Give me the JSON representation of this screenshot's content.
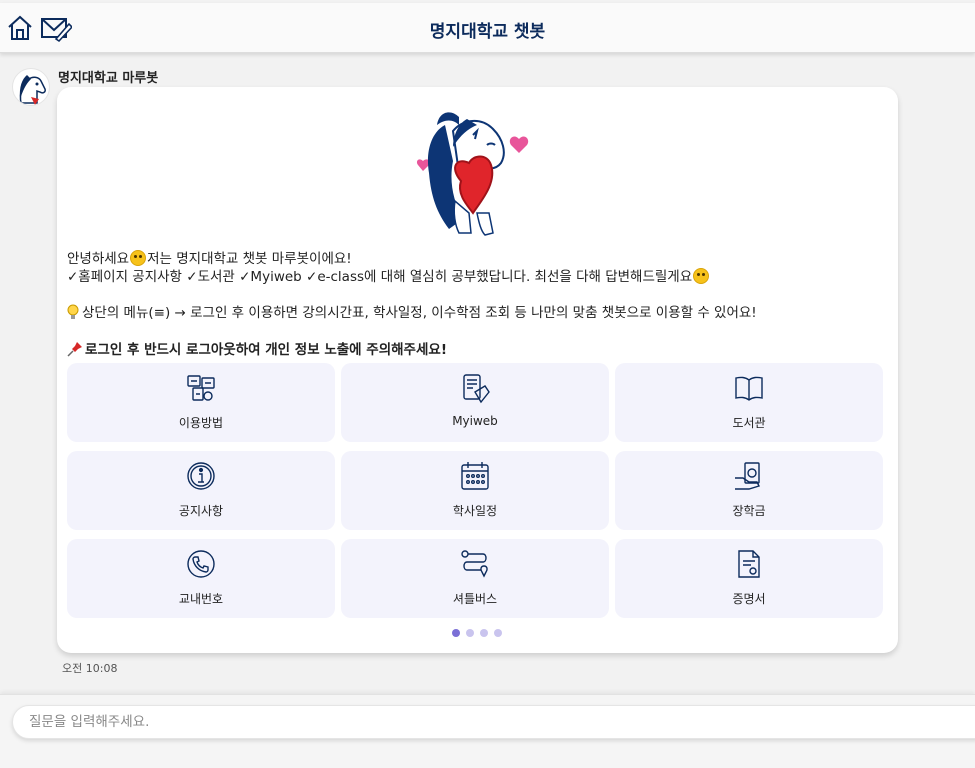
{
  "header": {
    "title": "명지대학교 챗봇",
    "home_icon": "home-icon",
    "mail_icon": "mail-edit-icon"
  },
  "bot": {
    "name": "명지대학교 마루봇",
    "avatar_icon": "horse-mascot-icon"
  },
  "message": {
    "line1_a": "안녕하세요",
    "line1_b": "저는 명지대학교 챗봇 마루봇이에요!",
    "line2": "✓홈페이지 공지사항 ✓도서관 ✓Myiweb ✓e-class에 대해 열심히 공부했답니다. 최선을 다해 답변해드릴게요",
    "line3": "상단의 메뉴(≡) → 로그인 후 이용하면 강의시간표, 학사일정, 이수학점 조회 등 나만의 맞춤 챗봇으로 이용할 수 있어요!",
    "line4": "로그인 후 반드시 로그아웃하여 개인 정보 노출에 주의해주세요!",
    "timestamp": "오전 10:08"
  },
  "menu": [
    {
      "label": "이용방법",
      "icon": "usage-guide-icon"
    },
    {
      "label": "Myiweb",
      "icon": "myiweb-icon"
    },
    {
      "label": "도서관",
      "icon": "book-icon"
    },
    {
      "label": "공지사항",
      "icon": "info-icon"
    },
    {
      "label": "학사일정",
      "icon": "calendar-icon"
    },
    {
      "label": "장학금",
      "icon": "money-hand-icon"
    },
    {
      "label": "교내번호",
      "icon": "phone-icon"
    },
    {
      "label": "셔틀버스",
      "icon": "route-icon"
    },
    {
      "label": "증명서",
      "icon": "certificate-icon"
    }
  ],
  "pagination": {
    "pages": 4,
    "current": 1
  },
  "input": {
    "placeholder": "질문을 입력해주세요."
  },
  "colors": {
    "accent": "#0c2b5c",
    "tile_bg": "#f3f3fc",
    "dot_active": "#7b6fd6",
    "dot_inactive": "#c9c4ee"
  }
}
··········
## Exercise directions
Collect the lines that hold "학사일정".

## Completed task
    "line3": "상단의 메뉴(≡) → 로그인 후 이용하면 강의시간표, 학사일정, 이수학점 조회 등 나만의 맞춤 챗봇으로 이용할 수 있어요!",
      "label": "학사일정",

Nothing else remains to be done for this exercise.